----- DATA RECORDS

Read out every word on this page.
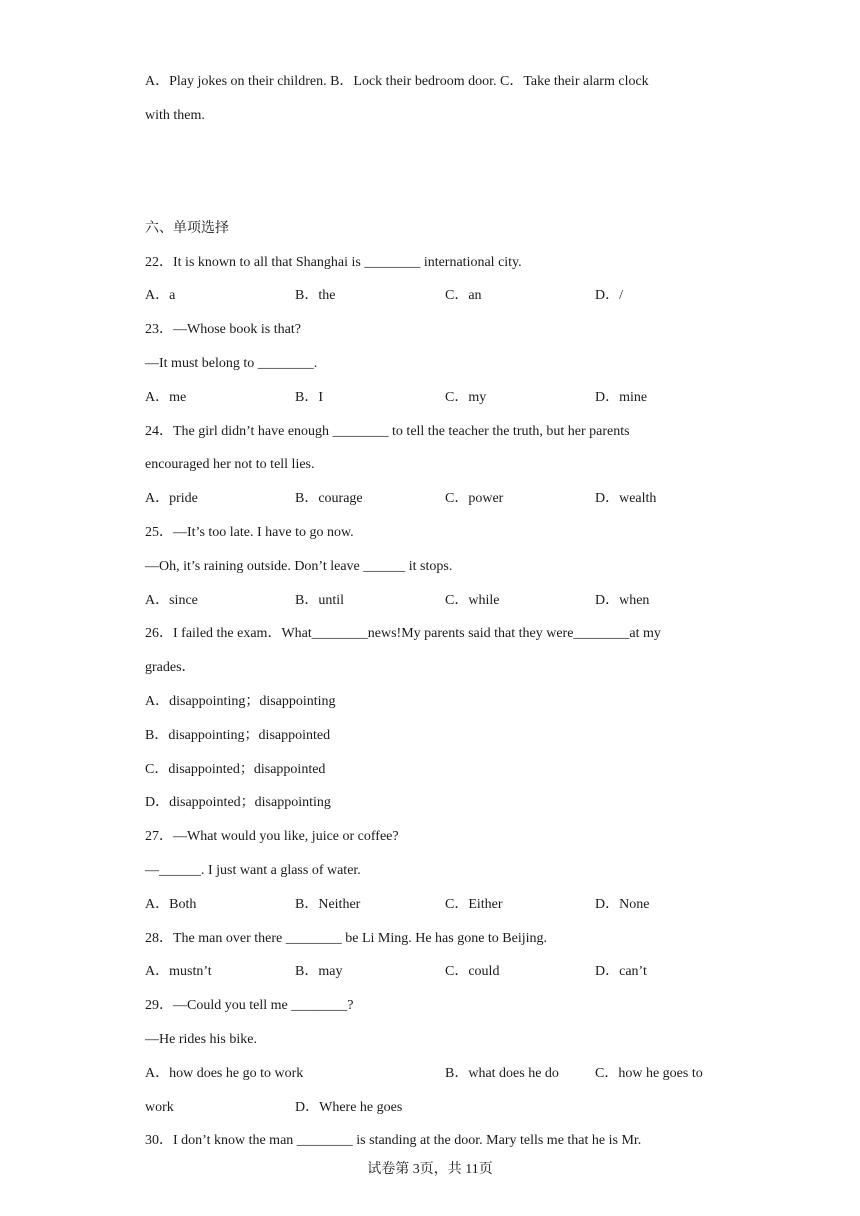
A．Play jokes on their children. B．Lock their bedroom door. C．Take their alarm clock
with them.
六、单项选择
22．It is known to all that Shanghai is ________ international city.
A．a	B．the	C．an	D．/
23．—Whose book is that?
—It must belong to ________.
A．me	B．I	C．my	D．mine
24．The girl didn’t have enough ________ to tell the teacher the truth, but her parents
encouraged her not to tell lies.
A．pride	B．courage	C．power	D．wealth
25．—It’s too late. I have to go now.
—Oh, it’s raining outside. Don’t leave ______ it stops.
A．since	B．until	C．while	D．when
26．I failed the exam．What________news!My parents said that they were________at my
grades．
A．disappointing；disappointing
B．disappointing；disappointed
C．disappointed；disappointed
D．disappointed；disappointing
27．—What would you like, juice or coffee?
—______. I just want a glass of water.
A．Both	B．Neither	C．Either	D．None
28．The man over there ________ be Li Ming. He has gone to Beijing.
A．mustn’t	B．may	C．could	D．can’t
29．—Could you tell me ________?
—He rides his bike.
A．how does he go to work	B．what does he do	C．how he goes to
work	D．Where he goes
30．I don’t know the man ________ is standing at the door. Mary tells me that he is Mr.
试卷第 3页，共 11页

----------

> _SHORT TASK_: Search the listing for the string "door". Copy each line where it turns up.

> _RESPONSE FOR THIS EXERCISE_:
A．Play jokes on their children. B．Lock their bedroom door. C．Take their alarm clock
30．I don’t know the man ________ is standing at the door. Mary tells me that he is Mr.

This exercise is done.